(Stored items)
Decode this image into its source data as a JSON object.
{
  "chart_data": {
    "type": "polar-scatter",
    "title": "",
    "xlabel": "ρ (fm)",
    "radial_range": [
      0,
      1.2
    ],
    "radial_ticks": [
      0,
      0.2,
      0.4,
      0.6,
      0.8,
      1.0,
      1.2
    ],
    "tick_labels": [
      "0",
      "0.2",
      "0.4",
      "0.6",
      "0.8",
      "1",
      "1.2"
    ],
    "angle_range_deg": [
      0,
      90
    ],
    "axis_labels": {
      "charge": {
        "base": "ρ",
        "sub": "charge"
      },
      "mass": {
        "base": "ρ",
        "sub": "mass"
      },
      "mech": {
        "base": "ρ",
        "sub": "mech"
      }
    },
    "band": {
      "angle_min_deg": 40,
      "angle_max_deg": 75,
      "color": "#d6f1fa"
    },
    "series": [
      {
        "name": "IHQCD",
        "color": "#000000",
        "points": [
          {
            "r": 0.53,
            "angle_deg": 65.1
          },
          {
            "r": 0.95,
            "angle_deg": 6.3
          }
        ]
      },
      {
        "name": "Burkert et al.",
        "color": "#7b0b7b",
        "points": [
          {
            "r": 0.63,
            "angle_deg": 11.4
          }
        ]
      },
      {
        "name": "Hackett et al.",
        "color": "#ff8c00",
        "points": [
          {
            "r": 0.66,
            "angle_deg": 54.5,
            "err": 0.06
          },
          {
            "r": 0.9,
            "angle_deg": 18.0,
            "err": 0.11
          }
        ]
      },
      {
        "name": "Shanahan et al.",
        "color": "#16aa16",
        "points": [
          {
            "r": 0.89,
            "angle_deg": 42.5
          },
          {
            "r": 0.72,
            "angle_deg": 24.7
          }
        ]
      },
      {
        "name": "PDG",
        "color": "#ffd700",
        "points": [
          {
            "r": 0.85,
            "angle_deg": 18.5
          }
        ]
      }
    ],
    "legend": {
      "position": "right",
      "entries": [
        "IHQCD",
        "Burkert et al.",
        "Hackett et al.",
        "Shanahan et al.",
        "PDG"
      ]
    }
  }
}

- **Set exercise**: Repeat every record, exactly as written.

- **Reply to the exercise**:
Decode this image into its source data as a JSON object.
{
  "chart_data": {
    "type": "polar-scatter",
    "title": "",
    "xlabel": "ρ (fm)",
    "radial_range": [
      0,
      1.2
    ],
    "radial_ticks": [
      0,
      0.2,
      0.4,
      0.6,
      0.8,
      1.0,
      1.2
    ],
    "tick_labels": [
      "0",
      "0.2",
      "0.4",
      "0.6",
      "0.8",
      "1",
      "1.2"
    ],
    "angle_range_deg": [
      0,
      90
    ],
    "axis_labels": {
      "charge": {
        "base": "ρ",
        "sub": "charge"
      },
      "mass": {
        "base": "ρ",
        "sub": "mass"
      },
      "mech": {
        "base": "ρ",
        "sub": "mech"
      }
    },
    "band": {
      "angle_min_deg": 40,
      "angle_max_deg": 75,
      "color": "#d6f1fa"
    },
    "series": [
      {
        "name": "IHQCD",
        "color": "#000000",
        "points": [
          {
            "r": 0.53,
            "angle_deg": 65.1
          },
          {
            "r": 0.95,
            "angle_deg": 6.3
          }
        ]
      },
      {
        "name": "Burkert et al.",
        "color": "#7b0b7b",
        "points": [
          {
            "r": 0.63,
            "angle_deg": 11.4
          }
        ]
      },
      {
        "name": "Hackett et al.",
        "color": "#ff8c00",
        "points": [
          {
            "r": 0.66,
            "angle_deg": 54.5,
            "err": 0.06
          },
          {
            "r": 0.9,
            "angle_deg": 18.0,
            "err": 0.11
          }
        ]
      },
      {
        "name": "Shanahan et al.",
        "color": "#16aa16",
        "points": [
          {
            "r": 0.89,
            "angle_deg": 42.5
          },
          {
            "r": 0.72,
            "angle_deg": 24.7
          }
        ]
      },
      {
        "name": "PDG",
        "color": "#ffd700",
        "points": [
          {
            "r": 0.85,
            "angle_deg": 18.5
          }
        ]
      }
    ],
    "legend": {
      "position": "right",
      "entries": [
        "IHQCD",
        "Burkert et al.",
        "Hackett et al.",
        "Shanahan et al.",
        "PDG"
      ]
    }
  }
}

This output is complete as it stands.